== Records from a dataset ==
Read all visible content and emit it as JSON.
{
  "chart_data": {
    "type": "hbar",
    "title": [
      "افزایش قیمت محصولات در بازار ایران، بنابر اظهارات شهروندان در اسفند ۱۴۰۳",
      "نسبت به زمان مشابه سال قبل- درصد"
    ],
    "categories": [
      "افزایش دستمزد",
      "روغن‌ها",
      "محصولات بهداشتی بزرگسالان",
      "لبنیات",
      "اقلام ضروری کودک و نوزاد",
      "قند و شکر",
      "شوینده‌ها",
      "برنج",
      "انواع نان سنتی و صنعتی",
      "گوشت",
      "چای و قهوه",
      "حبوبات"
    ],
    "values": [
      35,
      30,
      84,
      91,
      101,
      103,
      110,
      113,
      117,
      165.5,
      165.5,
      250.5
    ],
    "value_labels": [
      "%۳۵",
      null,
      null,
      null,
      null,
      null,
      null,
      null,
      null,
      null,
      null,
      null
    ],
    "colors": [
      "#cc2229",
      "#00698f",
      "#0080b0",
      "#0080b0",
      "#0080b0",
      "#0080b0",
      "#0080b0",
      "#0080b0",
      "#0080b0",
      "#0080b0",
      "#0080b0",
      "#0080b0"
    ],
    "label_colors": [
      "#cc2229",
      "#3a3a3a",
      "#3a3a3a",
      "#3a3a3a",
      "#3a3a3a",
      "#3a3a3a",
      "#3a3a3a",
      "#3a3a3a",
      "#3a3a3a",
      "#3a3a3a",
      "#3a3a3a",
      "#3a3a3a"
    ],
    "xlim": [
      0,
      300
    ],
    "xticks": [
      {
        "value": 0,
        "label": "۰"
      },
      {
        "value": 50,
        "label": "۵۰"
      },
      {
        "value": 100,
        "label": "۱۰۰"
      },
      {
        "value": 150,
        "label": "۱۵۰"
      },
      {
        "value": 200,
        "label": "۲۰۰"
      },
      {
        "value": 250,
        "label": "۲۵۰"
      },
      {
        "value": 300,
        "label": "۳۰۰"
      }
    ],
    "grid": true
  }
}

== Your goal ==
Every line above should be retyped exactly as given.

== Task result ==
Read all visible content and emit it as JSON.
{
  "chart_data": {
    "type": "hbar",
    "title": [
      "افزایش قیمت محصولات در بازار ایران، بنابر اظهارات شهروندان در اسفند ۱۴۰۳",
      "نسبت به زمان مشابه سال قبل- درصد"
    ],
    "categories": [
      "افزایش دستمزد",
      "روغن‌ها",
      "محصولات بهداشتی بزرگسالان",
      "لبنیات",
      "اقلام ضروری کودک و نوزاد",
      "قند و شکر",
      "شوینده‌ها",
      "برنج",
      "انواع نان سنتی و صنعتی",
      "گوشت",
      "چای و قهوه",
      "حبوبات"
    ],
    "values": [
      35,
      30,
      84,
      91,
      101,
      103,
      110,
      113,
      117,
      165.5,
      165.5,
      250.5
    ],
    "value_labels": [
      "%۳۵",
      null,
      null,
      null,
      null,
      null,
      null,
      null,
      null,
      null,
      null,
      null
    ],
    "colors": [
      "#cc2229",
      "#00698f",
      "#0080b0",
      "#0080b0",
      "#0080b0",
      "#0080b0",
      "#0080b0",
      "#0080b0",
      "#0080b0",
      "#0080b0",
      "#0080b0",
      "#0080b0"
    ],
    "label_colors": [
      "#cc2229",
      "#3a3a3a",
      "#3a3a3a",
      "#3a3a3a",
      "#3a3a3a",
      "#3a3a3a",
      "#3a3a3a",
      "#3a3a3a",
      "#3a3a3a",
      "#3a3a3a",
      "#3a3a3a",
      "#3a3a3a"
    ],
    "xlim": [
      0,
      300
    ],
    "xticks": [
      {
        "value": 0,
        "label": "۰"
      },
      {
        "value": 50,
        "label": "۵۰"
      },
      {
        "value": 100,
        "label": "۱۰۰"
      },
      {
        "value": 150,
        "label": "۱۵۰"
      },
      {
        "value": 200,
        "label": "۲۰۰"
      },
      {
        "value": 250,
        "label": "۲۵۰"
      },
      {
        "value": 300,
        "label": "۳۰۰"
      }
    ],
    "grid": true
  }
}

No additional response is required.